DIRECTION - Copy out, word for word, the material starting with the line containing "gift-icon (1039, 17, 1057, 34)" and going on through the line containing "message-timestamp: 2020-01-12 19:04:02", including both of those lines.

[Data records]
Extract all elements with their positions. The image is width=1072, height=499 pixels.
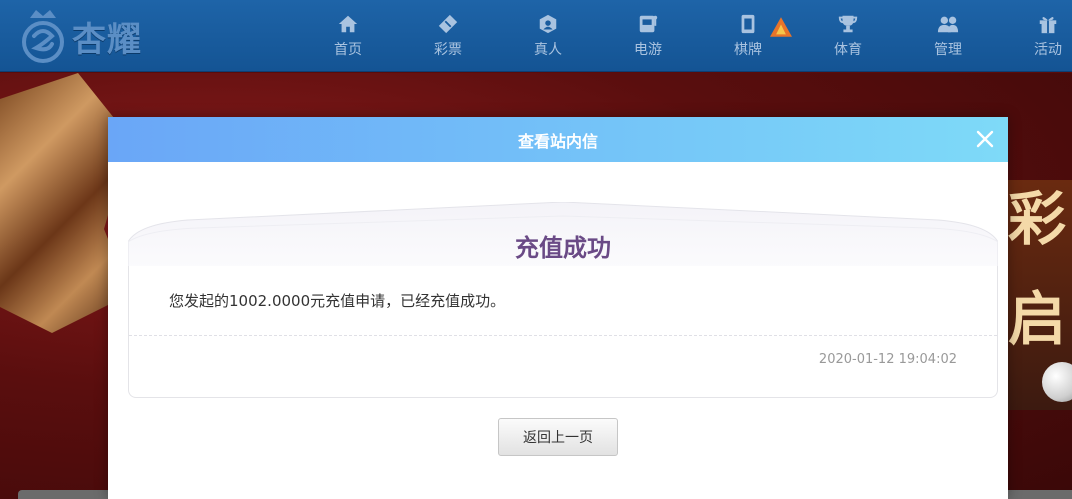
gift-icon (1039, 17, 1057, 34)
message-letter: 充值成功 您发起的1002.0000元充值申请，已经充值成功。 2020-01-… (128, 202, 998, 398)
mahjong-tile-icon (741, 14, 755, 34)
promo-char-1: 彩 (1008, 185, 1067, 253)
content-divider (129, 335, 997, 336)
modal-title: 查看站内信 (517, 131, 598, 151)
nav-item-sports[interactable]: 体育 (798, 0, 898, 72)
message-body: 您发起的1002.0000元充值申请，已经充值成功。 2020-01-12 19… (128, 266, 998, 398)
hot-flame-icon (770, 17, 792, 37)
top-nav-bar: 杏耀 首页 彩票 真人 电游 棋牌 体育 管理 活动 (0, 0, 1072, 72)
nav-item-promotions[interactable]: 活动 (998, 0, 1072, 72)
trophy-icon (838, 15, 858, 33)
back-button[interactable]: 返回上一页 (498, 418, 618, 456)
nav-label: 棋牌 (734, 42, 762, 58)
nav-item-manage[interactable]: 管理 (898, 0, 998, 72)
close-button[interactable] (972, 126, 998, 152)
message-modal: 查看站内信 充值成功 您发起的1002.0000元充值申请，已经充值成功。 20… (108, 117, 1008, 499)
lottery-ticket-icon (438, 14, 458, 34)
logo-emblem-icon (18, 8, 68, 64)
nav-label: 体育 (834, 42, 862, 58)
nav-label: 活动 (1034, 42, 1062, 58)
slot-machine-icon (639, 15, 658, 33)
home-icon (338, 15, 358, 33)
nav-label: 电游 (634, 42, 662, 58)
nav-label: 首页 (334, 42, 362, 58)
nav-item-home[interactable]: 首页 (298, 0, 398, 72)
site-logo[interactable]: 杏耀 (18, 6, 168, 66)
message-timestamp: 2020-01-12 19:04:02 (818, 352, 957, 367)
close-icon (976, 130, 994, 148)
message-title: 充值成功 (515, 234, 611, 262)
nav-item-chess-cards[interactable]: 棋牌 (698, 0, 798, 72)
nav-item-slots[interactable]: 电游 (598, 0, 698, 72)
nav-label: 彩票 (434, 42, 462, 58)
nav-item-lottery[interactable]: 彩票 (398, 0, 498, 72)
modal-header: 查看站内信 (108, 117, 1008, 162)
users-icon (937, 16, 959, 33)
message-content: 您发起的1002.0000元充值申请，已经充值成功。 (169, 292, 506, 310)
main-nav: 首页 彩票 真人 电游 棋牌 体育 管理 活动 (298, 0, 1072, 72)
logo-text: 杏耀 (72, 19, 142, 60)
nav-item-live[interactable]: 真人 (498, 0, 598, 72)
promo-char-2: 启 (1008, 285, 1067, 353)
nav-label: 管理 (934, 42, 962, 58)
live-dealer-icon (539, 14, 557, 34)
nav-label: 真人 (534, 42, 562, 58)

SOLUTION FOR THIS PROBLEM -
gift-icon (1039, 17, 1057, 34)
message-letter: 充值成功 您发起的1002.0000元充值申请，已经充值成功。 2020-01-… (128, 202, 998, 398)
mahjong-tile-icon (741, 14, 755, 34)
promo-char-1: 彩 (1008, 185, 1067, 253)
content-divider (129, 335, 997, 336)
modal-title: 查看站内信 (517, 131, 598, 151)
nav-item-sports[interactable]: 体育 (798, 0, 898, 72)
message-body: 您发起的1002.0000元充值申请，已经充值成功。 2020-01-12 19… (128, 266, 998, 398)
hot-flame-icon (770, 17, 792, 37)
top-nav-bar: 杏耀 首页 彩票 真人 电游 棋牌 体育 管理 活动 (0, 0, 1072, 72)
nav-item-promotions[interactable]: 活动 (998, 0, 1072, 72)
trophy-icon (838, 15, 858, 33)
back-button[interactable]: 返回上一页 (498, 418, 618, 456)
nav-label: 棋牌 (734, 42, 762, 58)
nav-item-manage[interactable]: 管理 (898, 0, 998, 72)
close-button[interactable] (972, 126, 998, 152)
message-modal: 查看站内信 充值成功 您发起的1002.0000元充值申请，已经充值成功。 20… (108, 117, 1008, 499)
lottery-ticket-icon (438, 14, 458, 34)
logo-emblem-icon (18, 8, 68, 64)
nav-label: 体育 (834, 42, 862, 58)
nav-label: 活动 (1034, 42, 1062, 58)
slot-machine-icon (639, 15, 658, 33)
home-icon (338, 15, 358, 33)
nav-label: 电游 (634, 42, 662, 58)
nav-label: 首页 (334, 42, 362, 58)
nav-item-home[interactable]: 首页 (298, 0, 398, 72)
site-logo[interactable]: 杏耀 (18, 6, 168, 66)
message-timestamp: 2020-01-12 19:04:02 (818, 352, 957, 367)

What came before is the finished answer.